* _WHAT TO DO_
Using the records that follow, copy every line containing the word "Upload".

Dataset items
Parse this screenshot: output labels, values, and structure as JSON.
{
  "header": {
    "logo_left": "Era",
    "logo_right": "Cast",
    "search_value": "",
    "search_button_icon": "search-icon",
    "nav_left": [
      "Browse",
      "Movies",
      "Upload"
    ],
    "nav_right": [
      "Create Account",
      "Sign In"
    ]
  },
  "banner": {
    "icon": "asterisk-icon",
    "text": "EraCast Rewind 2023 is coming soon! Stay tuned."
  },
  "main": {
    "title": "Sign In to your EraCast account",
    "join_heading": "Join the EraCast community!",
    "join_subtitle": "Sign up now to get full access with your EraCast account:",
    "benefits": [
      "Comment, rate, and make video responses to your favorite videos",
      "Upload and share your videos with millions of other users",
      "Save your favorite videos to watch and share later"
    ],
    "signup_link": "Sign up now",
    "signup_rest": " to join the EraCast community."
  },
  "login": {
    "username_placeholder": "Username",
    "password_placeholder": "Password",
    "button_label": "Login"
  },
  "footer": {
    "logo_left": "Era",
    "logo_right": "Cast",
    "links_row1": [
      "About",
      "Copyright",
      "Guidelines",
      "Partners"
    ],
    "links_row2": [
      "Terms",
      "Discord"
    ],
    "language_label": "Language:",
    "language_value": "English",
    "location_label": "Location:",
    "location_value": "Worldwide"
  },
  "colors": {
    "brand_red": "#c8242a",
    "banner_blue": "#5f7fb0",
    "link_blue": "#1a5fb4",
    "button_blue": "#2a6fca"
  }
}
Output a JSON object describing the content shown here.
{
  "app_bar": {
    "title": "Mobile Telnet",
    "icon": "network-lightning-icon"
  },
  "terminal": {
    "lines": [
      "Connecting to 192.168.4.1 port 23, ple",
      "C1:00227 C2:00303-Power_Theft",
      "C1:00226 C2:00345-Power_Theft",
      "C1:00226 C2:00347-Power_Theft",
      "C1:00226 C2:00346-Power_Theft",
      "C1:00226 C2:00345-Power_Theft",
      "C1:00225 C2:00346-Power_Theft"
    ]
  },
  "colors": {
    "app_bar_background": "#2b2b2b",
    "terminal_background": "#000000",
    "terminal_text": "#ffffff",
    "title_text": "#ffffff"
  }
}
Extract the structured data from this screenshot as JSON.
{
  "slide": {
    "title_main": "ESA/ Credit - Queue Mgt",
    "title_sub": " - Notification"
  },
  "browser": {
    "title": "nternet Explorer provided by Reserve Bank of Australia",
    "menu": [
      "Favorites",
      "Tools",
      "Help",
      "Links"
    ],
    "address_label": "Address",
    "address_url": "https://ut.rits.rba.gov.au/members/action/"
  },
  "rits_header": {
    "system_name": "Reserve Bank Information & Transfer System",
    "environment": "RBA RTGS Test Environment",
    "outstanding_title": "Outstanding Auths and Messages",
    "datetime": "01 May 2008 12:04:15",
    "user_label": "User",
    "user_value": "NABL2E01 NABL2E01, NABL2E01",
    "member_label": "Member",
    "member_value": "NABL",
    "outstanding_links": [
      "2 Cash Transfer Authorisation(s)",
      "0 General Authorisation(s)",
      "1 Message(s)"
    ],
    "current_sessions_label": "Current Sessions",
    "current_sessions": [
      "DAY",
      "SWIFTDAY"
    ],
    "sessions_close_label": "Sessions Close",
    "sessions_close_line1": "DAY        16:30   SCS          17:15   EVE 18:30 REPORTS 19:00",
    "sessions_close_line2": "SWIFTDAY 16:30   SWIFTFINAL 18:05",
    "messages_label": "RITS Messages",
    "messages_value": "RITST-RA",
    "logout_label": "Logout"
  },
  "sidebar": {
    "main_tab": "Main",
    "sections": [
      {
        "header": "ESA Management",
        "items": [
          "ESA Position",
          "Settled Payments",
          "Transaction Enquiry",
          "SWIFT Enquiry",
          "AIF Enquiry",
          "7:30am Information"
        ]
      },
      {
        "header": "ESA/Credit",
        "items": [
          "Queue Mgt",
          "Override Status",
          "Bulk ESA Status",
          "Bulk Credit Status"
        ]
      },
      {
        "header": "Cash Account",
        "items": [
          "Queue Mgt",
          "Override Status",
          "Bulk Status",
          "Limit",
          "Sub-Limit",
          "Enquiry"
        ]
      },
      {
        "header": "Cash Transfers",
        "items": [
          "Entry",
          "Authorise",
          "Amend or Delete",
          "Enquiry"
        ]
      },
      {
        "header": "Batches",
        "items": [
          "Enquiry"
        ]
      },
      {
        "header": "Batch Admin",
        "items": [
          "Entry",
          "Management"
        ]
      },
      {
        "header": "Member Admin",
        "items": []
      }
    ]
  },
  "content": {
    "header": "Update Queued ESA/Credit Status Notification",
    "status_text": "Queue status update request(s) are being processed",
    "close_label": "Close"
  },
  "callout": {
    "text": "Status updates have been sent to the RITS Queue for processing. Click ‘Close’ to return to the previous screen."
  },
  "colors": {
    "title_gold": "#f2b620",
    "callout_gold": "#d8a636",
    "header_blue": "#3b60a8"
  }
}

* _SOLUTION TO THIS EXERCISE_
      "Upload"
      "Upload and share your videos with millions of other users",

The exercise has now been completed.